▶ TASK TO CARRY OUT:
In the records below, pick out all lines containing the word "Source".

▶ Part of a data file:
==*==

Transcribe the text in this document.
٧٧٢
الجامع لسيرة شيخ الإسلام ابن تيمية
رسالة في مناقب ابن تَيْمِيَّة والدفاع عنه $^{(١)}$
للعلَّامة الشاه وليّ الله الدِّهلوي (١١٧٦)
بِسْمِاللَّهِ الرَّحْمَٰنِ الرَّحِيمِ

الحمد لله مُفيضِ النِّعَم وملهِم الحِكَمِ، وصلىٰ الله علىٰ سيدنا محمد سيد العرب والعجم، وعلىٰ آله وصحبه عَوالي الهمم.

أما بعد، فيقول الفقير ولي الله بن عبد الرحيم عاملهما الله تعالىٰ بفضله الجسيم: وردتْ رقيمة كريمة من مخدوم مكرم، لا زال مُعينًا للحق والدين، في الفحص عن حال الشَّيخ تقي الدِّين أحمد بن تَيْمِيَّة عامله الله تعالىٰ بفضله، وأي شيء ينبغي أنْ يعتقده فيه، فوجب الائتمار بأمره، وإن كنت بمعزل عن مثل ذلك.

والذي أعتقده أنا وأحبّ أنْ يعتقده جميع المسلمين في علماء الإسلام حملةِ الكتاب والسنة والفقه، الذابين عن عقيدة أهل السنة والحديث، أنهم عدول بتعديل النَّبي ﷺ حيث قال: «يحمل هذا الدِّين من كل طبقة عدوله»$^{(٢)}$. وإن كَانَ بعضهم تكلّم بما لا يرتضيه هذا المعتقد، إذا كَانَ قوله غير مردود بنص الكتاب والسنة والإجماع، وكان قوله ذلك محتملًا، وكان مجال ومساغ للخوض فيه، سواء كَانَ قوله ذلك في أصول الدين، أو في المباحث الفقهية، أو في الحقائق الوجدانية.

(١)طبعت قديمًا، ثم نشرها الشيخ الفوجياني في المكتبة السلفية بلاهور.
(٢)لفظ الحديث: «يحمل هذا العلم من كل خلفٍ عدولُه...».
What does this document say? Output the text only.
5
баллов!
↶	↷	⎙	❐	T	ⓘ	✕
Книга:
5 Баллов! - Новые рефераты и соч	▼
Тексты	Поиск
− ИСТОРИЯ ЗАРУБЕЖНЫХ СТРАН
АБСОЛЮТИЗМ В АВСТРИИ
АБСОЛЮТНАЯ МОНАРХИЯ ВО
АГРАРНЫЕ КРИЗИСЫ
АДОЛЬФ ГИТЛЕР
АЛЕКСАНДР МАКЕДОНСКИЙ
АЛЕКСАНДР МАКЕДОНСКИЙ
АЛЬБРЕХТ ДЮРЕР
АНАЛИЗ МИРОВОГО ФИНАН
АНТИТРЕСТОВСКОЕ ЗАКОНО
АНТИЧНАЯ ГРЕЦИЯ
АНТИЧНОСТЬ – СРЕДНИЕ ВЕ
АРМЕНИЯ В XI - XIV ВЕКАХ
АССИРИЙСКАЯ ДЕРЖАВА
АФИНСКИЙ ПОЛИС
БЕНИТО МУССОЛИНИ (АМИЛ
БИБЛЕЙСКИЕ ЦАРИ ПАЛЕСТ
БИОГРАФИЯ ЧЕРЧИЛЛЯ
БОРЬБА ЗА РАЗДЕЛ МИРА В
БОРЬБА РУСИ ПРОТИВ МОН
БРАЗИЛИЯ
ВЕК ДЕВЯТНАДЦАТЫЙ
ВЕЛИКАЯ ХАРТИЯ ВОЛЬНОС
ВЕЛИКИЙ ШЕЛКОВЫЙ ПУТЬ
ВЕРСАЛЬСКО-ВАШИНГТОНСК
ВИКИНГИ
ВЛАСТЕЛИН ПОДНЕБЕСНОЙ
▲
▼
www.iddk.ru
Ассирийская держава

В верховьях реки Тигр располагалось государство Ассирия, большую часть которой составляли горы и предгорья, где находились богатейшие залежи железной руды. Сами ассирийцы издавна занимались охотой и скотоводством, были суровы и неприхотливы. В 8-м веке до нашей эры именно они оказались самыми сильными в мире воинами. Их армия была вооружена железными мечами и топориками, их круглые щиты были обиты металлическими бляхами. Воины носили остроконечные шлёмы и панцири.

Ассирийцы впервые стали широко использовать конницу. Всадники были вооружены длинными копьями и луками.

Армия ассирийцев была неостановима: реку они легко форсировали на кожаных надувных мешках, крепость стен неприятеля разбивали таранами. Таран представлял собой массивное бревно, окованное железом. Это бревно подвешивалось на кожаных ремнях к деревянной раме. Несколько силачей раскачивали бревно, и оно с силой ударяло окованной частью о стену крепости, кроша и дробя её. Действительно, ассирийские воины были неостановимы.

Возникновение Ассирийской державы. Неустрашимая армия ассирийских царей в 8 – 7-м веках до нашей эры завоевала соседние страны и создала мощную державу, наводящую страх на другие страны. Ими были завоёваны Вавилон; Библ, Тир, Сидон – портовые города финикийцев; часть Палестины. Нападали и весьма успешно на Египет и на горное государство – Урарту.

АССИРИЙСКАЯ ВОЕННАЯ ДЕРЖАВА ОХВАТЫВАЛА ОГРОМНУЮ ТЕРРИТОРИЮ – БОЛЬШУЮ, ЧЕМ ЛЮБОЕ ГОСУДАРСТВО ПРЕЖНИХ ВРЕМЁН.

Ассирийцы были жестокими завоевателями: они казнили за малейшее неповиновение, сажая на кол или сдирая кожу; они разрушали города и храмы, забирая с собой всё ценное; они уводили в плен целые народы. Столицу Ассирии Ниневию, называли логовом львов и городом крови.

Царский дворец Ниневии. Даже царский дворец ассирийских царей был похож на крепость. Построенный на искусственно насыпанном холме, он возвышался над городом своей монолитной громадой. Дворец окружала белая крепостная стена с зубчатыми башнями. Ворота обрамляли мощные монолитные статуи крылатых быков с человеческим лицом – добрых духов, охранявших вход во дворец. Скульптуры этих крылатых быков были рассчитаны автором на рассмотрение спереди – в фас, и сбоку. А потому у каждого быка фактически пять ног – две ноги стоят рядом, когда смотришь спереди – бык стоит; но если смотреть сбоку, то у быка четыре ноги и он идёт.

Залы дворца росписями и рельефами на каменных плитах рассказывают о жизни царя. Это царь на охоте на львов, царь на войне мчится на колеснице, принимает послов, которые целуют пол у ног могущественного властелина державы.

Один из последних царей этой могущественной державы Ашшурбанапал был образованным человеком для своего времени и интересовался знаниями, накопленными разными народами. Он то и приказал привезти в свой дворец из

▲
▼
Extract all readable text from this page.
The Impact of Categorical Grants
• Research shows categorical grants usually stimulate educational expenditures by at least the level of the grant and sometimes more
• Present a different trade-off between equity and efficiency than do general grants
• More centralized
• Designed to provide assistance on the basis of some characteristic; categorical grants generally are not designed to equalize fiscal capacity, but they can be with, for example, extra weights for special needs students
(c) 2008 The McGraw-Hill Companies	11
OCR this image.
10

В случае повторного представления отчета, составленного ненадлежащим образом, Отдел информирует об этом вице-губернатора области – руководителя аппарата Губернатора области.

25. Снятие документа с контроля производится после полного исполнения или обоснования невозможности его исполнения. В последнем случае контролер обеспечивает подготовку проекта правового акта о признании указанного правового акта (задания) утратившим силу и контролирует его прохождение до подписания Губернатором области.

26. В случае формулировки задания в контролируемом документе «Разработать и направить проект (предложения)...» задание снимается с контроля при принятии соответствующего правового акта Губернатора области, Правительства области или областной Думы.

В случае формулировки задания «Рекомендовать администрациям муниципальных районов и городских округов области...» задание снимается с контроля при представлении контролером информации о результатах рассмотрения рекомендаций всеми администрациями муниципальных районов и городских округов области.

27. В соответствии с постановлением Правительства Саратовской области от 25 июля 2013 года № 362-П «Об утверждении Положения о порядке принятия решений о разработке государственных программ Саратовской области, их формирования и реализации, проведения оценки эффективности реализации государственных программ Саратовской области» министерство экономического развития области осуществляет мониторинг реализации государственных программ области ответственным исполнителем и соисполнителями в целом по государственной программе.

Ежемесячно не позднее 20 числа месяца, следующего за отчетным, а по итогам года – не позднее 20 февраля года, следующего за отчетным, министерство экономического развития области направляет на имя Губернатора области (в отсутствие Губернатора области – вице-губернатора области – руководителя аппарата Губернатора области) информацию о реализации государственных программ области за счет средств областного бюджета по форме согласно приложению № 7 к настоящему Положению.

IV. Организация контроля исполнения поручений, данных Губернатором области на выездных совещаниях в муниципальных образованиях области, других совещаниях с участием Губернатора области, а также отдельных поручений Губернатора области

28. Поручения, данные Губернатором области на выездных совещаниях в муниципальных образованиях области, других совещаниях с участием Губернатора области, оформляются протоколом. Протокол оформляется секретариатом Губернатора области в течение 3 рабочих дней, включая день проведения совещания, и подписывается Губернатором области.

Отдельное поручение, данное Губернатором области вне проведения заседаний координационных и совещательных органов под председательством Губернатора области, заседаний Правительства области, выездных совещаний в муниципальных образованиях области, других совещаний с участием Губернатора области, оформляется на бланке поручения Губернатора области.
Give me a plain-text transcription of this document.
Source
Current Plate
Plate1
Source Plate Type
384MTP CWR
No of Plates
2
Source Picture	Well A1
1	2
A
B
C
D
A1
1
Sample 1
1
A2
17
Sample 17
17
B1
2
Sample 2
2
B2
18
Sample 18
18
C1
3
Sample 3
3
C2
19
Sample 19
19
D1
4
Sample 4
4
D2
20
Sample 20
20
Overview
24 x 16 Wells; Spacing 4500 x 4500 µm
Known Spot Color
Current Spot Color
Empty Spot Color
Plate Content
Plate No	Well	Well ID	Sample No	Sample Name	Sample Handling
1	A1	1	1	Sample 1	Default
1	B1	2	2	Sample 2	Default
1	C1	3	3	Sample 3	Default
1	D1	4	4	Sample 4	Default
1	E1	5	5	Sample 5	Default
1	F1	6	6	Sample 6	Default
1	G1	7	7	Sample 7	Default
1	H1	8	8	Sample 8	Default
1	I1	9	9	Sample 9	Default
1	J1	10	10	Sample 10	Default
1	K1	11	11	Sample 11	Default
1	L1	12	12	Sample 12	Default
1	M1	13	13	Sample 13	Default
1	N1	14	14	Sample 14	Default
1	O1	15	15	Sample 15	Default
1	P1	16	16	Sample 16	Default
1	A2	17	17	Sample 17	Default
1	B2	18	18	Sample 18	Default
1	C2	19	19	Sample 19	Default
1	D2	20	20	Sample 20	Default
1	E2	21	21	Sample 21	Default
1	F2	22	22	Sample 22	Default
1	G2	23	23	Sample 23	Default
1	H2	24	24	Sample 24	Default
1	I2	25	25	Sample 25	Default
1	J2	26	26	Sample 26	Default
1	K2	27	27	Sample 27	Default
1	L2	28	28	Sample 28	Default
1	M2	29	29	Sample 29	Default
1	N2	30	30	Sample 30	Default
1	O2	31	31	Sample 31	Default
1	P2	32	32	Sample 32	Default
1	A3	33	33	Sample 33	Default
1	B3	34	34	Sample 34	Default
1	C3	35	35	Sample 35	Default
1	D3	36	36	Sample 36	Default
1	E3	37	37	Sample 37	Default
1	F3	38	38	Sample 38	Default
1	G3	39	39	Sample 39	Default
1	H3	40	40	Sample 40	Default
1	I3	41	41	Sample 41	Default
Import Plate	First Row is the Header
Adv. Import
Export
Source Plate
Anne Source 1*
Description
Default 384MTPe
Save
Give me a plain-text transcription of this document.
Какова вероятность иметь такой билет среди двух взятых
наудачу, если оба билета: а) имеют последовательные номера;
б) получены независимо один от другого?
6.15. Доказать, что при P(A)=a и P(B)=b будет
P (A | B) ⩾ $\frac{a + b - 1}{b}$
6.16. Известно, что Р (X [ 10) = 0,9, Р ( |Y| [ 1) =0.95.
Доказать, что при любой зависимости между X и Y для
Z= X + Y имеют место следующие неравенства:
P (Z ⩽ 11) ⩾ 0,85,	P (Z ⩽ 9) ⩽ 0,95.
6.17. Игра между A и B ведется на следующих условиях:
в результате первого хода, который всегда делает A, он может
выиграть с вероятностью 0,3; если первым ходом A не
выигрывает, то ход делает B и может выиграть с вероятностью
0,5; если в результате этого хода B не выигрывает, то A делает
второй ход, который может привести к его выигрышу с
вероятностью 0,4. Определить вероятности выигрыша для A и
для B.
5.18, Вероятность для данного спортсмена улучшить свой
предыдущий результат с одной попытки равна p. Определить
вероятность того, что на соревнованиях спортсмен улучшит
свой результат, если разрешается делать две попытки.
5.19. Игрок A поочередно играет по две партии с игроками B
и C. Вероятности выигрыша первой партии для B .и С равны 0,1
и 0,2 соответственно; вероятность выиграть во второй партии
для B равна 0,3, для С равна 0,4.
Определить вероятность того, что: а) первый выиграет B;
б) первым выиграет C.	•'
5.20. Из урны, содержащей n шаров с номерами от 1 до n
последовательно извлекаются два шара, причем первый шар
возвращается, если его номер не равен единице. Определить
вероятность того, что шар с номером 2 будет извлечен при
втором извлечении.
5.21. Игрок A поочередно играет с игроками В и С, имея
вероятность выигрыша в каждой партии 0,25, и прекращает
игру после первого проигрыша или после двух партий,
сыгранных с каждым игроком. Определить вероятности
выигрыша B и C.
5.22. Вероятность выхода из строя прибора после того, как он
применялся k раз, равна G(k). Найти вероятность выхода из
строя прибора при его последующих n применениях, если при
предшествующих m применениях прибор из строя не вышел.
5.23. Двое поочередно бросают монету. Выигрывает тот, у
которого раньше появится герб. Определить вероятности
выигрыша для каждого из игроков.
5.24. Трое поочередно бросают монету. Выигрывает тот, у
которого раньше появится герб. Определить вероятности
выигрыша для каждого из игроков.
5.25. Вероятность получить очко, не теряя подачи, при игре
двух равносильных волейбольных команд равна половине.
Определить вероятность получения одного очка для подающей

==*==

▶ THE REPLY:
Source
Source Plate Type
Source Picture	Well A1
Source Plate
Anne Source 1*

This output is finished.